EXERCISE INSTRUCTIONS :: Update the rows from the first one through the row that contains "candle-body [433, 294, 439, 319]", changing "y-tick-label" to "axis-label" and keeping everything else the same.

= = = =

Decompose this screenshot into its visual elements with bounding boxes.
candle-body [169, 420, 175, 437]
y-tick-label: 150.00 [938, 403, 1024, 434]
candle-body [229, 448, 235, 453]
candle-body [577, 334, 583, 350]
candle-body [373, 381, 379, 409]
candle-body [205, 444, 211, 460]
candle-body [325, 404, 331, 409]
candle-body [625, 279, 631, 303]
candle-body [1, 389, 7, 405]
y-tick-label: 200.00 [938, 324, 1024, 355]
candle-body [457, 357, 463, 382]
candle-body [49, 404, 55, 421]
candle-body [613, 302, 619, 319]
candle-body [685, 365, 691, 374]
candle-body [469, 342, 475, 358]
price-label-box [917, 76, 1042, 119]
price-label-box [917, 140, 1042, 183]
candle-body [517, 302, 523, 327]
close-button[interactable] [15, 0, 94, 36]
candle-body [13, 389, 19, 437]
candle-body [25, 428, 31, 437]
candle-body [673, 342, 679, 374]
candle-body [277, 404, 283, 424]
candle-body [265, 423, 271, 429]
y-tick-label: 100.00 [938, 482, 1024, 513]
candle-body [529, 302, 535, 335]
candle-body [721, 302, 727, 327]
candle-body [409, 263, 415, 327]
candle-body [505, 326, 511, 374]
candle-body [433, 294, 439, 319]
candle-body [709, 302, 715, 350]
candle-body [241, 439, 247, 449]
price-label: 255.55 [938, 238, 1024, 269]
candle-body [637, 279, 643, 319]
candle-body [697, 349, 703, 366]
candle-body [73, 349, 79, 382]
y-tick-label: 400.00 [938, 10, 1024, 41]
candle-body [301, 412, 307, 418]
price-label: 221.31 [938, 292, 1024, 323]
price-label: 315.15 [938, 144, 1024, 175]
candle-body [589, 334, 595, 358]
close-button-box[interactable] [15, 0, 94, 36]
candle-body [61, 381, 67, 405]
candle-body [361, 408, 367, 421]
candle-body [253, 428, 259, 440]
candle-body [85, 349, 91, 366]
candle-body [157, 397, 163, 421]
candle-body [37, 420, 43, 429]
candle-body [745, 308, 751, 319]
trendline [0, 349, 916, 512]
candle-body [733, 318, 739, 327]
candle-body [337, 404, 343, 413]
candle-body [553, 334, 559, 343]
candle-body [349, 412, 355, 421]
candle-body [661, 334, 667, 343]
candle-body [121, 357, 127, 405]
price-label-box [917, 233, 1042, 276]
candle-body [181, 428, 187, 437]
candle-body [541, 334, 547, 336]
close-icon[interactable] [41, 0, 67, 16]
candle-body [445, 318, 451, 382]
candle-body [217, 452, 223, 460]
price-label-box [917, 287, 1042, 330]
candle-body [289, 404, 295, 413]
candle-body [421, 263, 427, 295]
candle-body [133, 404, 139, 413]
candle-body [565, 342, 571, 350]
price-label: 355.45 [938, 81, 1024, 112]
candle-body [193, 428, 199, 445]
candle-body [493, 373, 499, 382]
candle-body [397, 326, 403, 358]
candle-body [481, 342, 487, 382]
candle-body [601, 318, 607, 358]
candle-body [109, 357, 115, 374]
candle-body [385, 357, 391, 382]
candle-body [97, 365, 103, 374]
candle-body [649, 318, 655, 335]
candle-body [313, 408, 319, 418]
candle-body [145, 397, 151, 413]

= = = =

SOLUTION BELOW ::
Decompose this screenshot into its visual elements with bounding boxes.
candle-body [169, 420, 175, 437]
axis-label: 150.00 [938, 403, 1024, 434]
candle-body [229, 448, 235, 453]
candle-body [577, 334, 583, 350]
candle-body [373, 381, 379, 409]
candle-body [205, 444, 211, 460]
candle-body [325, 404, 331, 409]
candle-body [625, 279, 631, 303]
candle-body [1, 389, 7, 405]
axis-label: 200.00 [938, 324, 1024, 355]
candle-body [457, 357, 463, 382]
candle-body [49, 404, 55, 421]
candle-body [613, 302, 619, 319]
candle-body [685, 365, 691, 374]
candle-body [469, 342, 475, 358]
price-label-box [917, 76, 1042, 119]
price-label-box [917, 140, 1042, 183]
candle-body [517, 302, 523, 327]
close-button[interactable] [15, 0, 94, 36]
candle-body [13, 389, 19, 437]
candle-body [25, 428, 31, 437]
candle-body [673, 342, 679, 374]
candle-body [277, 404, 283, 424]
candle-body [265, 423, 271, 429]
axis-label: 100.00 [938, 482, 1024, 513]
candle-body [529, 302, 535, 335]
candle-body [721, 302, 727, 327]
candle-body [409, 263, 415, 327]
candle-body [505, 326, 511, 374]
candle-body [433, 294, 439, 319]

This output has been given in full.